Collected data entries
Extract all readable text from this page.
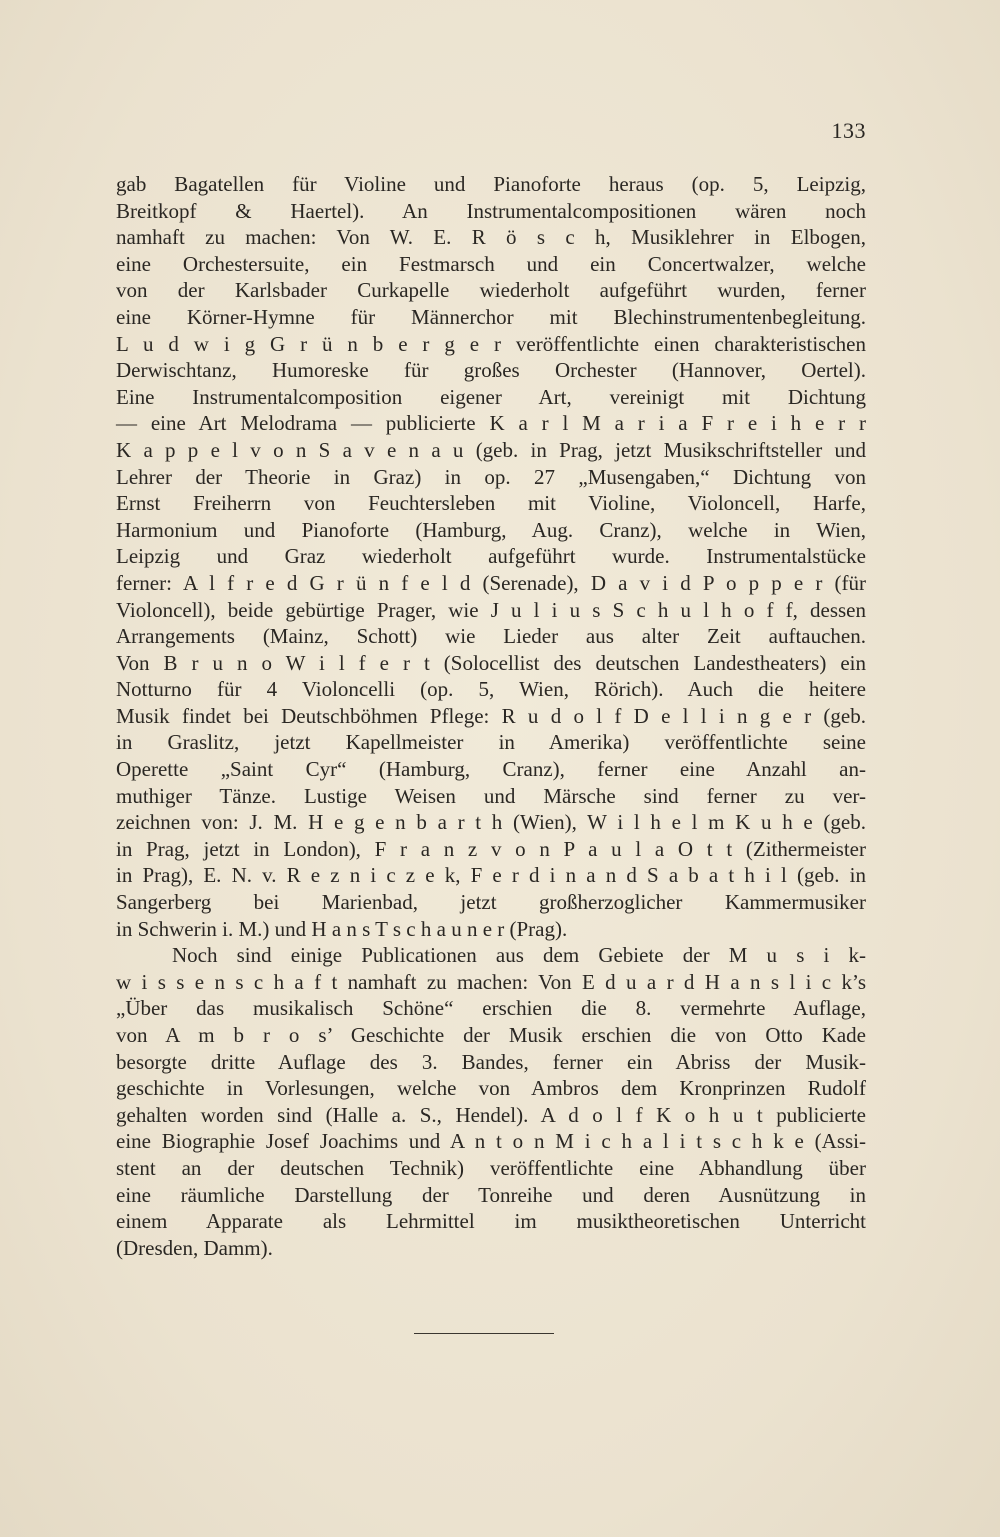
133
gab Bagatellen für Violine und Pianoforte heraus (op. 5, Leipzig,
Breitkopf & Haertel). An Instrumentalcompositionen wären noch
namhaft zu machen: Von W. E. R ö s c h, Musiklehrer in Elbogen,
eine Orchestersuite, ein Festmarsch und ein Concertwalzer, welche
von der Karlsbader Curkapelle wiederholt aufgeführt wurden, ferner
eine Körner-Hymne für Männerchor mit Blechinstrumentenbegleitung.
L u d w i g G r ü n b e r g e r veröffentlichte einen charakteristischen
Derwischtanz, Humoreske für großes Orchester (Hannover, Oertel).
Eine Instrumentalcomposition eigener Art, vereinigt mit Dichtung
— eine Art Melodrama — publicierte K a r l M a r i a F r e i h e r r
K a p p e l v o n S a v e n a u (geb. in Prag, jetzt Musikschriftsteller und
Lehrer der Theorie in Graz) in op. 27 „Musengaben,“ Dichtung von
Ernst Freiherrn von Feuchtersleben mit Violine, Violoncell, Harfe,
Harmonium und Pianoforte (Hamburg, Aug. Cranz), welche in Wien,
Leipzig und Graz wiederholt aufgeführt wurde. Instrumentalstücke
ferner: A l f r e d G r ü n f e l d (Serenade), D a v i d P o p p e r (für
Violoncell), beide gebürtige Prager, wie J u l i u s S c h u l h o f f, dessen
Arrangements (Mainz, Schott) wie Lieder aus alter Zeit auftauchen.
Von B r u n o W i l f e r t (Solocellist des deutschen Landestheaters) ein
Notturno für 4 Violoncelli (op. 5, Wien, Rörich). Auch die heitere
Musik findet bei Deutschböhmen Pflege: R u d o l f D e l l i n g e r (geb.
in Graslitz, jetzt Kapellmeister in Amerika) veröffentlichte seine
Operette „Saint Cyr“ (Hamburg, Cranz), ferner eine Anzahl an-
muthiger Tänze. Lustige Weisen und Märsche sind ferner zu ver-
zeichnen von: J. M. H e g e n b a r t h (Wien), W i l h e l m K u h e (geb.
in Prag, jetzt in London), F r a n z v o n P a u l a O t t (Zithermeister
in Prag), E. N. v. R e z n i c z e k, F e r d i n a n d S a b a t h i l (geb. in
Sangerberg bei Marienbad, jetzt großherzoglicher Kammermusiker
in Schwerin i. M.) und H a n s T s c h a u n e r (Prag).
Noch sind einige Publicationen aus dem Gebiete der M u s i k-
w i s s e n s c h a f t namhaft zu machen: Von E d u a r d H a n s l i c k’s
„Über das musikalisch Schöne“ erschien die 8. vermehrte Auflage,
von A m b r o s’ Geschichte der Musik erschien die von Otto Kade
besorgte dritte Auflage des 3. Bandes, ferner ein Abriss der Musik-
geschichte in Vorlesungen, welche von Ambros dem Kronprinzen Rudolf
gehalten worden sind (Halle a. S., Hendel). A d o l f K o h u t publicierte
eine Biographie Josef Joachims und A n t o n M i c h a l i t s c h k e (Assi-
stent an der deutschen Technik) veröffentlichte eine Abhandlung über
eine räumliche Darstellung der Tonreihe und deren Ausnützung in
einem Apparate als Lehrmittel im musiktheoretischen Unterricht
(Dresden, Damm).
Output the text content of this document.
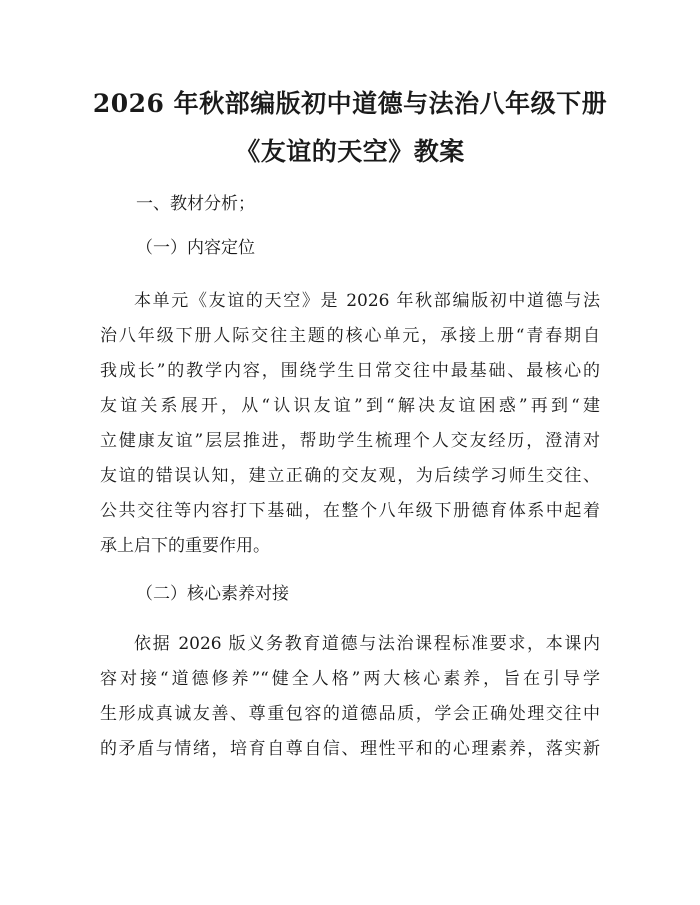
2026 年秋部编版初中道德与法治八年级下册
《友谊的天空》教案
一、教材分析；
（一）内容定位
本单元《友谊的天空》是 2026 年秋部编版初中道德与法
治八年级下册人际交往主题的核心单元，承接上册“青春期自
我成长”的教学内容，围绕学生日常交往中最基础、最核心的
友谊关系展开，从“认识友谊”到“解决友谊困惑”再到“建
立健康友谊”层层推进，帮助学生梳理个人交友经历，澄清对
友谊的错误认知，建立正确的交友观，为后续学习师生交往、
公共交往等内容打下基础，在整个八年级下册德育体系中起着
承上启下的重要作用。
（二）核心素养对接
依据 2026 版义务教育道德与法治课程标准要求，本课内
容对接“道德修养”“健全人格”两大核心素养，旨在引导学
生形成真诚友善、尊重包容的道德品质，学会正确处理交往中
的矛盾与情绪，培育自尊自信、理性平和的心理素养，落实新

▸ What this task involves: Collect every line with the string "aufgeführt" from the records, and copy each.

▸ Final answer:
von der Karlsbader Curkapelle wiederholt aufgeführt wurden, ferner
Leipzig und Graz wiederholt aufgeführt wurde. Instrumentalstücke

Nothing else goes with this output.